- PROVIDED RECORDS
- - -

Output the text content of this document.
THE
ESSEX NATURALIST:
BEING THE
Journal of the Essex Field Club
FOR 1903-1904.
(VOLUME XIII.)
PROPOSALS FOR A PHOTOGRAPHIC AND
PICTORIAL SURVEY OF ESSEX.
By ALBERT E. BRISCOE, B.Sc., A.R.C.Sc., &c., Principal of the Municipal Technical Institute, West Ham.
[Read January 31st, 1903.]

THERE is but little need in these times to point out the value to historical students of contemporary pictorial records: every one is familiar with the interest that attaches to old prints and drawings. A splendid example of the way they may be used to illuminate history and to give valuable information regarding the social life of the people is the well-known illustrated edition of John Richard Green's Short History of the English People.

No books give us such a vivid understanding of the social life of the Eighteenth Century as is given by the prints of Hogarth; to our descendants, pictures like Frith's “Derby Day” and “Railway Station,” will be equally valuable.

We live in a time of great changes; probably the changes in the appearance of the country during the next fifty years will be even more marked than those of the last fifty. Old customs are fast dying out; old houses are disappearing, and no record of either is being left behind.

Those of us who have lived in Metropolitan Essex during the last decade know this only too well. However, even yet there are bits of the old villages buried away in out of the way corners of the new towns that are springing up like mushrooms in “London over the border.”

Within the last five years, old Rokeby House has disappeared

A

- - -

- THE EXERCISE
All of the entries need to be reproduced exactly; please write them out.

- SOLUTION TO THE PROBLEM
Output the text content of this document.
THE
ESSEX NATURALIST:
BEING THE
Journal of the Essex Field Club
FOR 1903-1904.
(VOLUME XIII.)
PROPOSALS FOR A PHOTOGRAPHIC AND
PICTORIAL SURVEY OF ESSEX.
By ALBERT E. BRISCOE, B.Sc., A.R.C.Sc., &c., Principal of the Municipal Technical Institute, West Ham.
[Read January 31st, 1903.]

THERE is but little need in these times to point out the value to historical students of contemporary pictorial records: every one is familiar with the interest that attaches to old prints and drawings. A splendid example of the way they may be used to illuminate history and to give valuable information regarding the social life of the people is the well-known illustrated edition of John Richard Green's Short History of the English People.

No books give us such a vivid understanding of the social life of the Eighteenth Century as is given by the prints of Hogarth; to our descendants, pictures like Frith's “Derby Day” and “Railway Station,” will be equally valuable.

We live in a time of great changes; probably the changes in the appearance of the country during the next fifty years will be even more marked than those of the last fifty. Old customs are fast dying out; old houses are disappearing, and no record of either is being left behind.

Those of us who have lived in Metropolitan Essex during the last decade know this only too well. However, even yet there are bits of the old villages buried away in out of the way corners of the new towns that are springing up like mushrooms in “London over the border.”

Within the last five years, old Rokeby House has disappeared

A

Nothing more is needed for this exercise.